** Begin SUPPLIED MATERIAL **

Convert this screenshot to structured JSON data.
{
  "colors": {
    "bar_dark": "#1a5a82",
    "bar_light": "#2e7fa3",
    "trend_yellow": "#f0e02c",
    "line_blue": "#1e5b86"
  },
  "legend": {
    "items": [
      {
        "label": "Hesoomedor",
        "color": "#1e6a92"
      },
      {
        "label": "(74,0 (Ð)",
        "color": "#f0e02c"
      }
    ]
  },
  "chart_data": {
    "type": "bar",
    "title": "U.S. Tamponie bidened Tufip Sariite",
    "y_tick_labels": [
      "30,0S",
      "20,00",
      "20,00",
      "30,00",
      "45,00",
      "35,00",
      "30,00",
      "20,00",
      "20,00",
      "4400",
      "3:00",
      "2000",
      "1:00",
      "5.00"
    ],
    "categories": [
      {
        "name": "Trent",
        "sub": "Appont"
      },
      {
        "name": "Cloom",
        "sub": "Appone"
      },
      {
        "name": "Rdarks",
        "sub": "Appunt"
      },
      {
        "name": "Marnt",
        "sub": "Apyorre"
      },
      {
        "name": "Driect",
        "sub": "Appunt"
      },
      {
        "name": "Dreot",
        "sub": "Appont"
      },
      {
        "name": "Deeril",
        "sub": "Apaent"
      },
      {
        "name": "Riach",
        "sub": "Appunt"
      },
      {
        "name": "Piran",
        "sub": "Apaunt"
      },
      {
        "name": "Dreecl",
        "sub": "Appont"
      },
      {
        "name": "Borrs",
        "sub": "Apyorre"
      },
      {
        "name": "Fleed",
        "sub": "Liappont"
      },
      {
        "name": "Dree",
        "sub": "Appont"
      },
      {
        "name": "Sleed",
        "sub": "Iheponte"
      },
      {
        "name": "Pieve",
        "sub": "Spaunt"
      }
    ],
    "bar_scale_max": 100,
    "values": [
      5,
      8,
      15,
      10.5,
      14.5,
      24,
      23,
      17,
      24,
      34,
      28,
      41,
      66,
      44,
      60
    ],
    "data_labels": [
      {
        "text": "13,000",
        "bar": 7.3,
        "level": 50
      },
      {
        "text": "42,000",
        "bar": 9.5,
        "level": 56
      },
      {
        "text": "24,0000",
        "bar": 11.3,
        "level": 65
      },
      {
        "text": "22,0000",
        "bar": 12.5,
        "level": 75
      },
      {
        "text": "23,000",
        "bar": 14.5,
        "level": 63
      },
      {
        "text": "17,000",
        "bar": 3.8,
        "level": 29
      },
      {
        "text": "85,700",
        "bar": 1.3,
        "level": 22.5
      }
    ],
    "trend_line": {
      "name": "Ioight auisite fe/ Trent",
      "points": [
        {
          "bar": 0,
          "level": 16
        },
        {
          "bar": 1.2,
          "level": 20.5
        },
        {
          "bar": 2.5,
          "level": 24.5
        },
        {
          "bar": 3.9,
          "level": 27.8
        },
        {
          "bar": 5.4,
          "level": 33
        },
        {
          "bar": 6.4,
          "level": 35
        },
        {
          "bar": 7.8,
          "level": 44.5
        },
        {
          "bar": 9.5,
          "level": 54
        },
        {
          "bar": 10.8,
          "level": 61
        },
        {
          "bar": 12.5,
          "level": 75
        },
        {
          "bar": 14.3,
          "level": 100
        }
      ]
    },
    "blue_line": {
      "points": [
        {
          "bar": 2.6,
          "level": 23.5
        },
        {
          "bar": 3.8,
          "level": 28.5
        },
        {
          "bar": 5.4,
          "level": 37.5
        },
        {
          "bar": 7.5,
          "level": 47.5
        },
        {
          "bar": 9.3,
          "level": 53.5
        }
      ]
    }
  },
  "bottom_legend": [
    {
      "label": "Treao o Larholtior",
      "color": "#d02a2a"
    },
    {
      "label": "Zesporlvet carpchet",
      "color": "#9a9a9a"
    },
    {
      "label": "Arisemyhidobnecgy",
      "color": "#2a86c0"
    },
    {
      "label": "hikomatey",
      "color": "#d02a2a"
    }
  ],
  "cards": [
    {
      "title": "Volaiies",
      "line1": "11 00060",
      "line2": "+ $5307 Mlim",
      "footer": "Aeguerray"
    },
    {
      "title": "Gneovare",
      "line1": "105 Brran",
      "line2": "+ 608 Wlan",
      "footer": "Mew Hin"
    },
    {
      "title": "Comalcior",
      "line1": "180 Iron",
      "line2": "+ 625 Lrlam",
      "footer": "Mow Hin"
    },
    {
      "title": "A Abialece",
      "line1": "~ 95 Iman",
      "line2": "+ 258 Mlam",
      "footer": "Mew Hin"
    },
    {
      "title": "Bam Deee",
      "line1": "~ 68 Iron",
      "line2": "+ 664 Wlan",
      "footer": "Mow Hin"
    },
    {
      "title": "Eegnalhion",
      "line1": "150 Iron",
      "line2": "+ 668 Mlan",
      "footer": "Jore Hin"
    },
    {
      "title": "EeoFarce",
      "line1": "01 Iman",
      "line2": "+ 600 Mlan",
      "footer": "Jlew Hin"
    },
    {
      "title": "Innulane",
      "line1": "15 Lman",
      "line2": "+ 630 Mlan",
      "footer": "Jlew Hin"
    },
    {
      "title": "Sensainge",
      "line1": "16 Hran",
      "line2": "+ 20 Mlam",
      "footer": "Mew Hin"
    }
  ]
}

** End SUPPLIED MATERIAL **

## WHAT THIS TASK INVOLVES
Copy out each line above, character for character.

## RESULT OF THIS EXERCISE
Convert this screenshot to structured JSON data.
{
  "colors": {
    "bar_dark": "#1a5a82",
    "bar_light": "#2e7fa3",
    "trend_yellow": "#f0e02c",
    "line_blue": "#1e5b86"
  },
  "legend": {
    "items": [
      {
        "label": "Hesoomedor",
        "color": "#1e6a92"
      },
      {
        "label": "(74,0 (Ð)",
        "color": "#f0e02c"
      }
    ]
  },
  "chart_data": {
    "type": "bar",
    "title": "U.S. Tamponie bidened Tufip Sariite",
    "y_tick_labels": [
      "30,0S",
      "20,00",
      "20,00",
      "30,00",
      "45,00",
      "35,00",
      "30,00",
      "20,00",
      "20,00",
      "4400",
      "3:00",
      "2000",
      "1:00",
      "5.00"
    ],
    "categories": [
      {
        "name": "Trent",
        "sub": "Appont"
      },
      {
        "name": "Cloom",
        "sub": "Appone"
      },
      {
        "name": "Rdarks",
        "sub": "Appunt"
      },
      {
        "name": "Marnt",
        "sub": "Apyorre"
      },
      {
        "name": "Driect",
        "sub": "Appunt"
      },
      {
        "name": "Dreot",
        "sub": "Appont"
      },
      {
        "name": "Deeril",
        "sub": "Apaent"
      },
      {
        "name": "Riach",
        "sub": "Appunt"
      },
      {
        "name": "Piran",
        "sub": "Apaunt"
      },
      {
        "name": "Dreecl",
        "sub": "Appont"
      },
      {
        "name": "Borrs",
        "sub": "Apyorre"
      },
      {
        "name": "Fleed",
        "sub": "Liappont"
      },
      {
        "name": "Dree",
        "sub": "Appont"
      },
      {
        "name": "Sleed",
        "sub": "Iheponte"
      },
      {
        "name": "Pieve",
        "sub": "Spaunt"
      }
    ],
    "bar_scale_max": 100,
    "values": [
      5,
      8,
      15,
      10.5,
      14.5,
      24,
      23,
      17,
      24,
      34,
      28,
      41,
      66,
      44,
      60
    ],
    "data_labels": [
      {
        "text": "13,000",
        "bar": 7.3,
        "level": 50
      },
      {
        "text": "42,000",
        "bar": 9.5,
        "level": 56
      },
      {
        "text": "24,0000",
        "bar": 11.3,
        "level": 65
      },
      {
        "text": "22,0000",
        "bar": 12.5,
        "level": 75
      },
      {
        "text": "23,000",
        "bar": 14.5,
        "level": 63
      },
      {
        "text": "17,000",
        "bar": 3.8,
        "level": 29
      },
      {
        "text": "85,700",
        "bar": 1.3,
        "level": 22.5
      }
    ],
    "trend_line": {
      "name": "Ioight auisite fe/ Trent",
      "points": [
        {
          "bar": 0,
          "level": 16
        },
        {
          "bar": 1.2,
          "level": 20.5
        },
        {
          "bar": 2.5,
          "level": 24.5
        },
        {
          "bar": 3.9,
          "level": 27.8
        },
        {
          "bar": 5.4,
          "level": 33
        },
        {
          "bar": 6.4,
          "level": 35
        },
        {
          "bar": 7.8,
          "level": 44.5
        },
        {
          "bar": 9.5,
          "level": 54
        },
        {
          "bar": 10.8,
          "level": 61
        },
        {
          "bar": 12.5,
          "level": 75
        },
        {
          "bar": 14.3,
          "level": 100
        }
      ]
    },
    "blue_line": {
      "points": [
        {
          "bar": 2.6,
          "level": 23.5
        },
        {
          "bar": 3.8,
          "level": 28.5
        },
        {
          "bar": 5.4,
          "level": 37.5
        },
        {
          "bar": 7.5,
          "level": 47.5
        },
        {
          "bar": 9.3,
          "level": 53.5
        }
      ]
    }
  },
  "bottom_legend": [
    {
      "label": "Treao o Larholtior",
      "color": "#d02a2a"
    },
    {
      "label": "Zesporlvet carpchet",
      "color": "#9a9a9a"
    },
    {
      "label": "Arisemyhidobnecgy",
      "color": "#2a86c0"
    },
    {
      "label": "hikomatey",
      "color": "#d02a2a"
    }
  ],
  "cards": [
    {
      "title": "Volaiies",
      "line1": "11 00060",
      "line2": "+ $5307 Mlim",
      "footer": "Aeguerray"
    },
    {
      "title": "Gneovare",
      "line1": "105 Brran",
      "line2": "+ 608 Wlan",
      "footer": "Mew Hin"
    },
    {
      "title": "Comalcior",
      "line1": "180 Iron",
      "line2": "+ 625 Lrlam",
      "footer": "Mow Hin"
    },
    {
      "title": "A Abialece",
      "line1": "~ 95 Iman",
      "line2": "+ 258 Mlam",
      "footer": "Mew Hin"
    },
    {
      "title": "Bam Deee",
      "line1": "~ 68 Iron",
      "line2": "+ 664 Wlan",
      "footer": "Mow Hin"
    },
    {
      "title": "Eegnalhion",
      "line1": "150 Iron",
      "line2": "+ 668 Mlan",
      "footer": "Jore Hin"
    },
    {
      "title": "EeoFarce",
      "line1": "01 Iman",
      "line2": "+ 600 Mlan",
      "footer": "Jlew Hin"
    },
    {
      "title": "Innulane",
      "line1": "15 Lman",
      "line2": "+ 630 Mlan",
      "footer": "Jlew Hin"
    },
    {
      "title": "Sensainge",
      "line1": "16 Hran",
      "line2": "+ 20 Mlam",
      "footer": "Mew Hin"
    }
  ]
}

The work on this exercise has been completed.